To do = Find each line with the string "daily" and copy it.

Collected data

-- START --

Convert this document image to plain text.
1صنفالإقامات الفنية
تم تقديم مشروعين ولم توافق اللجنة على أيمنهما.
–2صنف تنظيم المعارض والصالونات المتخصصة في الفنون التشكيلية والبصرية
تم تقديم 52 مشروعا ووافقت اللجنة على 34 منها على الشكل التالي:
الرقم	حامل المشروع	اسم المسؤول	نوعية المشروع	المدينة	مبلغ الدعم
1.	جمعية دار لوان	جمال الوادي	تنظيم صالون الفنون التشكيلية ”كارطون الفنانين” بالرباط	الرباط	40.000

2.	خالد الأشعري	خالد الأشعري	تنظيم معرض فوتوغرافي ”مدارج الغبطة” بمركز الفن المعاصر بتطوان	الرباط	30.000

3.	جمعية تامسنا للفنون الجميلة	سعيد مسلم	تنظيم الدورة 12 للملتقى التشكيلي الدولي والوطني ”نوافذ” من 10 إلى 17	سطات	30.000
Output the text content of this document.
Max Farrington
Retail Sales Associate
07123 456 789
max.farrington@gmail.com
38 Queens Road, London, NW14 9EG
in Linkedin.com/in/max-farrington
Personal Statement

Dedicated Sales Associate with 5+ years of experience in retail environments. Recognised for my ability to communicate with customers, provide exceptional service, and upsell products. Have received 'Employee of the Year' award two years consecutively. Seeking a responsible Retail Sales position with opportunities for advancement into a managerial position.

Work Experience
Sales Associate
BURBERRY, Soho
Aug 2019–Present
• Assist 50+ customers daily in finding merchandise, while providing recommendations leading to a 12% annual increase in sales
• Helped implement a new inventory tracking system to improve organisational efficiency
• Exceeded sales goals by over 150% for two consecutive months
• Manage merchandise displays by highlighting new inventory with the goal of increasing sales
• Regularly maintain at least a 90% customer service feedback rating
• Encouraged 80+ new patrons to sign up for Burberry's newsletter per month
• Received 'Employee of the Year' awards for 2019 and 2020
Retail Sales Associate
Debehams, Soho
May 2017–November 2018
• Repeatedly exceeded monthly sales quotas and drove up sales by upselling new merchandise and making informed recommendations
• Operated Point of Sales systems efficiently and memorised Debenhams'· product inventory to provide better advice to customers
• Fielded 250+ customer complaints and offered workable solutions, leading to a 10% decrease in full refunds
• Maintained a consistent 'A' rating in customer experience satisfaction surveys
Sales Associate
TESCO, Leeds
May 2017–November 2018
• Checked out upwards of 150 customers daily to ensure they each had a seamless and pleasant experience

-- END --

Output of the task =
• Assist 50+ customers daily in finding merchandise, while providing recommendations leading to a 12% annual increase in sales
• Checked out upwards of 150 customers daily to ensure they each had a seamless and pleasant experience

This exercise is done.